Saved entries:
** start **

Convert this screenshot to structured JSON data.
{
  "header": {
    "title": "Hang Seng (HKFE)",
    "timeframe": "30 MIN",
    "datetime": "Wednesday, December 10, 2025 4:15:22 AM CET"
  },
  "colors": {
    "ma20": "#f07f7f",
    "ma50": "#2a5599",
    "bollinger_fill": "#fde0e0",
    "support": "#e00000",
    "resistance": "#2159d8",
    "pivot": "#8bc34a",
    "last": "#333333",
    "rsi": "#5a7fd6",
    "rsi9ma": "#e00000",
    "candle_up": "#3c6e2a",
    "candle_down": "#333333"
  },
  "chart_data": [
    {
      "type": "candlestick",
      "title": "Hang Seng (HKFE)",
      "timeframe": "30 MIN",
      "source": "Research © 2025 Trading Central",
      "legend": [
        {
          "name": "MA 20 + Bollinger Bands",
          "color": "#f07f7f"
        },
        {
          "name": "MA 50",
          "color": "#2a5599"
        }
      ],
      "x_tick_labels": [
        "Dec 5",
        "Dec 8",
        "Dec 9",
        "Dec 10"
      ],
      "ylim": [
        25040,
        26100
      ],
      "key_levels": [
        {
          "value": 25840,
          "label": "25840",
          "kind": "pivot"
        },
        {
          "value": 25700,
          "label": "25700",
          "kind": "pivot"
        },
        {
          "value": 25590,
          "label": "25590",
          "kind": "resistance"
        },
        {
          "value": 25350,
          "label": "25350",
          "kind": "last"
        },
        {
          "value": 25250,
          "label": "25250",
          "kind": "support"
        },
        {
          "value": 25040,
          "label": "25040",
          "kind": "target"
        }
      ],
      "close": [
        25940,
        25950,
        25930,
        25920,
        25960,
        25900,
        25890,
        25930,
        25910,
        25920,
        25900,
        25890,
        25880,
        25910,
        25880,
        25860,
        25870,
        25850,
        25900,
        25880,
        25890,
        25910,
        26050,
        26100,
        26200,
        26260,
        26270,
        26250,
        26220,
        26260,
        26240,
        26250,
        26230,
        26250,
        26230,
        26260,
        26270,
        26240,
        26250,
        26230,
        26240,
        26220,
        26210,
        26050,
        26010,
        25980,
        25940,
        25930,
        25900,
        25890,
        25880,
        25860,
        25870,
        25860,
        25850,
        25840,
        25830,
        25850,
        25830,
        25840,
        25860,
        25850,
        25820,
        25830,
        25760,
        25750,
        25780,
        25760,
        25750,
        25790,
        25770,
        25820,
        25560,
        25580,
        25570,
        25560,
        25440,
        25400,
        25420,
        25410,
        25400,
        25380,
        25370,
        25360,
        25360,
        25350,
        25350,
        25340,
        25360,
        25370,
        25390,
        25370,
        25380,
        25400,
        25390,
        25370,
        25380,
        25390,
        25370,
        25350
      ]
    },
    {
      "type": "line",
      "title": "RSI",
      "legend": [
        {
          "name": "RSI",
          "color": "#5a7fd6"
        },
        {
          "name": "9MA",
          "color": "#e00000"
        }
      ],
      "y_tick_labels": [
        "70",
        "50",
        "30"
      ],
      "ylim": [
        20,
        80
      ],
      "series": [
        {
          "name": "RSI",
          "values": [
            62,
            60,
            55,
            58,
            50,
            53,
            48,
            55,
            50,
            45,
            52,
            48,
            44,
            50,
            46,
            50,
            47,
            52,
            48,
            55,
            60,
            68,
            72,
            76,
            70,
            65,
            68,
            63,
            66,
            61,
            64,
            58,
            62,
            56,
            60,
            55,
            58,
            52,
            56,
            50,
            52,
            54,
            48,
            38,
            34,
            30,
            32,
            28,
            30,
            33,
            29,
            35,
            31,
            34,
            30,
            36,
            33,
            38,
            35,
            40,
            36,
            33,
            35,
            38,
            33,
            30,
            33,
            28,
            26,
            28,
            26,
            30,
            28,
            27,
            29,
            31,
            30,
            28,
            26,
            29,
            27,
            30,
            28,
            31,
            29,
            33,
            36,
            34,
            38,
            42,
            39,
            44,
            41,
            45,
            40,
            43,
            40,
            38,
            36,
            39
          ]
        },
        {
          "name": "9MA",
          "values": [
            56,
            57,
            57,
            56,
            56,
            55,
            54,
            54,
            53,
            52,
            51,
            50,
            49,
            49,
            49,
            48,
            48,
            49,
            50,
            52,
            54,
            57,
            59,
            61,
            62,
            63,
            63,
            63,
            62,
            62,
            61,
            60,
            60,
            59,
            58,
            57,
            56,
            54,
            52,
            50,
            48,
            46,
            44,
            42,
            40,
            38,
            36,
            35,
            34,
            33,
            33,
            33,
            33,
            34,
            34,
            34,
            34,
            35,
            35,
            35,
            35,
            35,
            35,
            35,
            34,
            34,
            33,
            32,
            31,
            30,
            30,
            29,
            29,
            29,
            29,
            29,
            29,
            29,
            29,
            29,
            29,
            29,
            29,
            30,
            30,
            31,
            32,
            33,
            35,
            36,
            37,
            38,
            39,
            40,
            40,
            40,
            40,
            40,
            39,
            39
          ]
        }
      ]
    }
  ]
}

** end **

## [Work required]
Exactly reproduce the material above.

## [Correct response]
Convert this screenshot to structured JSON data.
{
  "header": {
    "title": "Hang Seng (HKFE)",
    "timeframe": "30 MIN",
    "datetime": "Wednesday, December 10, 2025 4:15:22 AM CET"
  },
  "colors": {
    "ma20": "#f07f7f",
    "ma50": "#2a5599",
    "bollinger_fill": "#fde0e0",
    "support": "#e00000",
    "resistance": "#2159d8",
    "pivot": "#8bc34a",
    "last": "#333333",
    "rsi": "#5a7fd6",
    "rsi9ma": "#e00000",
    "candle_up": "#3c6e2a",
    "candle_down": "#333333"
  },
  "chart_data": [
    {
      "type": "candlestick",
      "title": "Hang Seng (HKFE)",
      "timeframe": "30 MIN",
      "source": "Research © 2025 Trading Central",
      "legend": [
        {
          "name": "MA 20 + Bollinger Bands",
          "color": "#f07f7f"
        },
        {
          "name": "MA 50",
          "color": "#2a5599"
        }
      ],
      "x_tick_labels": [
        "Dec 5",
        "Dec 8",
        "Dec 9",
        "Dec 10"
      ],
      "ylim": [
        25040,
        26100
      ],
      "key_levels": [
        {
          "value": 25840,
          "label": "25840",
          "kind": "pivot"
        },
        {
          "value": 25700,
          "label": "25700",
          "kind": "pivot"
        },
        {
          "value": 25590,
          "label": "25590",
          "kind": "resistance"
        },
        {
          "value": 25350,
          "label": "25350",
          "kind": "last"
        },
        {
          "value": 25250,
          "label": "25250",
          "kind": "support"
        },
        {
          "value": 25040,
          "label": "25040",
          "kind": "target"
        }
      ],
      "close": [
        25940,
        25950,
        25930,
        25920,
        25960,
        25900,
        25890,
        25930,
        25910,
        25920,
        25900,
        25890,
        25880,
        25910,
        25880,
        25860,
        25870,
        25850,
        25900,
        25880,
        25890,
        25910,
        26050,
        26100,
        26200,
        26260,
        26270,
        26250,
        26220,
        26260,
        26240,
        26250,
        26230,
        26250,
        26230,
        26260,
        26270,
        26240,
        26250,
        26230,
        26240,
        26220,
        26210,
        26050,
        26010,
        25980,
        25940,
        25930,
        25900,
        25890,
        25880,
        25860,
        25870,
        25860,
        25850,
        25840,
        25830,
        25850,
        25830,
        25840,
        25860,
        25850,
        25820,
        25830,
        25760,
        25750,
        25780,
        25760,
        25750,
        25790,
        25770,
        25820,
        25560,
        25580,
        25570,
        25560,
        25440,
        25400,
        25420,
        25410,
        25400,
        25380,
        25370,
        25360,
        25360,
        25350,
        25350,
        25340,
        25360,
        25370,
        25390,
        25370,
        25380,
        25400,
        25390,
        25370,
        25380,
        25390,
        25370,
        25350
      ]
    },
    {
      "type": "line",
      "title": "RSI",
      "legend": [
        {
          "name": "RSI",
          "color": "#5a7fd6"
        },
        {
          "name": "9MA",
          "color": "#e00000"
        }
      ],
      "y_tick_labels": [
        "70",
        "50",
        "30"
      ],
      "ylim": [
        20,
        80
      ],
      "series": [
        {
          "name": "RSI",
          "values": [
            62,
            60,
            55,
            58,
            50,
            53,
            48,
            55,
            50,
            45,
            52,
            48,
            44,
            50,
            46,
            50,
            47,
            52,
            48,
            55,
            60,
            68,
            72,
            76,
            70,
            65,
            68,
            63,
            66,
            61,
            64,
            58,
            62,
            56,
            60,
            55,
            58,
            52,
            56,
            50,
            52,
            54,
            48,
            38,
            34,
            30,
            32,
            28,
            30,
            33,
            29,
            35,
            31,
            34,
            30,
            36,
            33,
            38,
            35,
            40,
            36,
            33,
            35,
            38,
            33,
            30,
            33,
            28,
            26,
            28,
            26,
            30,
            28,
            27,
            29,
            31,
            30,
            28,
            26,
            29,
            27,
            30,
            28,
            31,
            29,
            33,
            36,
            34,
            38,
            42,
            39,
            44,
            41,
            45,
            40,
            43,
            40,
            38,
            36,
            39
          ]
        },
        {
          "name": "9MA",
          "values": [
            56,
            57,
            57,
            56,
            56,
            55,
            54,
            54,
            53,
            52,
            51,
            50,
            49,
            49,
            49,
            48,
            48,
            49,
            50,
            52,
            54,
            57,
            59,
            61,
            62,
            63,
            63,
            63,
            62,
            62,
            61,
            60,
            60,
            59,
            58,
            57,
            56,
            54,
            52,
            50,
            48,
            46,
            44,
            42,
            40,
            38,
            36,
            35,
            34,
            33,
            33,
            33,
            33,
            34,
            34,
            34,
            34,
            35,
            35,
            35,
            35,
            35,
            35,
            35,
            34,
            34,
            33,
            32,
            31,
            30,
            30,
            29,
            29,
            29,
            29,
            29,
            29,
            29,
            29,
            29,
            29,
            29,
            29,
            30,
            30,
            31,
            32,
            33,
            35,
            36,
            37,
            38,
            39,
            40,
            40,
            40,
            40,
            40,
            39,
            39
          ]
        }
      ]
    }
  ]
}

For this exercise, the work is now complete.